Record list:

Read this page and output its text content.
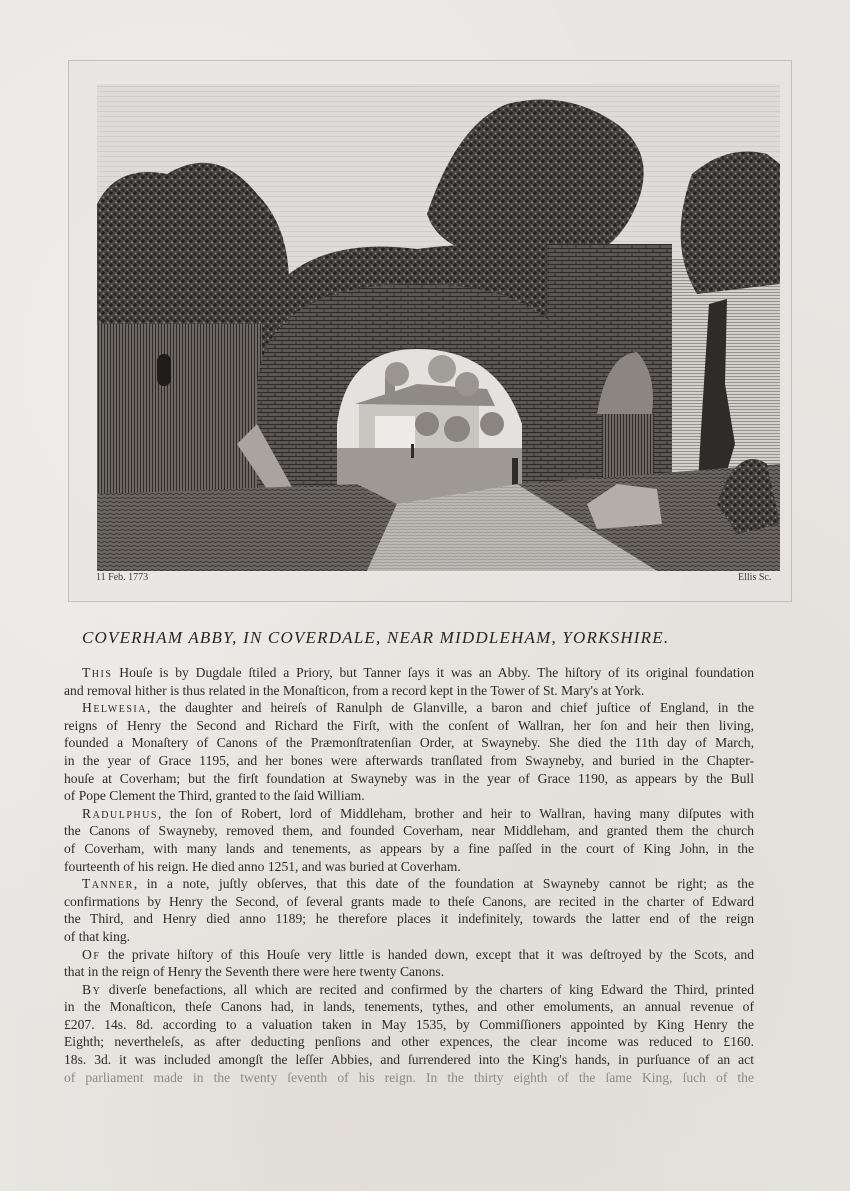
11 Feb. 1773	Ellis Sc.
COVERHAM ABBY, IN COVERDALE, NEAR MIDDLEHAM, YORKSHIRE.
This Houſe is by Dugdale ſtiled a Priory, but Tanner ſays it was an Abby. The hiſtory of its original foundation
and removal hither is thus related in the Monaſticon, from a record kept in the Tower of St. Mary's at York.
Helwesia, the daughter and heireſs of Ranulph de Glanville, a baron and chief juſtice of England, in the
reigns of Henry the Second and Richard the Firſt, with the conſent of Wallran, her ſon and heir then living,
founded a Monaſtery of Canons of the Præmonſtratenſian Order, at Swayneby. She died the 11th day of March,
in the year of Grace 1195, and her bones were afterwards tranſlated from Swayneby, and buried in the Chapter-
houſe at Coverham; but the firſt foundation at Swayneby was in the year of Grace 1190, as appears by the Bull
of Pope Clement the Third, granted to the ſaid William.
Radulphus, the ſon of Robert, lord of Middleham, brother and heir to Wallran, having many diſputes with
the Canons of Swayneby, removed them, and founded Coverham, near Middleham, and granted them the church
of Coverham, with many lands and tenements, as appears by a fine paſſed in the court of King John, in the
fourteenth of his reign. He died anno 1251, and was buried at Coverham.
Tanner, in a note, juſtly obſerves, that this date of the foundation at Swayneby cannot be right; as the
confirmations by Henry the Second, of ſeveral grants made to theſe Canons, are recited in the charter of Edward
the Third, and Henry died anno 1189; he therefore places it indefinitely, towards the latter end of the reign
of that king.
Of the private hiſtory of this Houſe very little is handed down, except that it was deſtroyed by the Scots, and
that in the reign of Henry the Seventh there were here twenty Canons.
By diverſe benefactions, all which are recited and confirmed by the charters of king Edward the Third, printed
in the Monaſticon, theſe Canons had, in lands, tenements, tythes, and other emoluments, an annual revenue of
£207. 14s. 8d. according to a valuation taken in May 1535, by Commiſſioners appointed by King Henry the
Eighth; neverthelеſs, as after deducting penſions and other expences, the clear income was reduced to £160.
18s. 3d. it was included amongſt the leſſer Abbies, and ſurrendered into the King's hands, in purſuance of an act
of parliament made in the twenty ſeventh of his reign. In the thirty eighth of the ſame King, ſuch of the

Problem to work on:
The entries above should be reproduced exactly, without their pictures.

Exercise solution:
Read this page and output its text content.
11 Feb. 1773	Ellis Sc.
COVERHAM ABBY, IN COVERDALE, NEAR MIDDLEHAM, YORKSHIRE.
This Houſe is by Dugdale ſtiled a Priory, but Tanner ſays it was an Abby. The hiſtory of its original foundation
and removal hither is thus related in the Monaſticon, from a record kept in the Tower of St. Mary's at York.
Helwesia, the daughter and heireſs of Ranulph de Glanville, a baron and chief juſtice of England, in the
reigns of Henry the Second and Richard the Firſt, with the conſent of Wallran, her ſon and heir then living,
founded a Monaſtery of Canons of the Præmonſtratenſian Order, at Swayneby. She died the 11th day of March,
in the year of Grace 1195, and her bones were afterwards tranſlated from Swayneby, and buried in the Chapter-
houſe at Coverham; but the firſt foundation at Swayneby was in the year of Grace 1190, as appears by the Bull
of Pope Clement the Third, granted to the ſaid William.
Radulphus, the ſon of Robert, lord of Middleham, brother and heir to Wallran, having many diſputes with
the Canons of Swayneby, removed them, and founded Coverham, near Middleham, and granted them the church
of Coverham, with many lands and tenements, as appears by a fine paſſed in the court of King John, in the
fourteenth of his reign. He died anno 1251, and was buried at Coverham.
Tanner, in a note, juſtly obſerves, that this date of the foundation at Swayneby cannot be right; as the
confirmations by Henry the Second, of ſeveral grants made to theſe Canons, are recited in the charter of Edward
the Third, and Henry died anno 1189; he therefore places it indefinitely, towards the latter end of the reign
of that king.
Of the private hiſtory of this Houſe very little is handed down, except that it was deſtroyed by the Scots, and
that in the reign of Henry the Seventh there were here twenty Canons.
By diverſe benefactions, all which are recited and confirmed by the charters of king Edward the Third, printed
in the Monaſticon, theſe Canons had, in lands, tenements, tythes, and other emoluments, an annual revenue of
£207. 14s. 8d. according to a valuation taken in May 1535, by Commiſſioners appointed by King Henry the
Eighth; neverthelеſs, as after deducting penſions and other expences, the clear income was reduced to £160.
18s. 3d. it was included amongſt the leſſer Abbies, and ſurrendered into the King's hands, in purſuance of an act
of parliament made in the twenty ſeventh of his reign. In the thirty eighth of the ſame King, ſuch of the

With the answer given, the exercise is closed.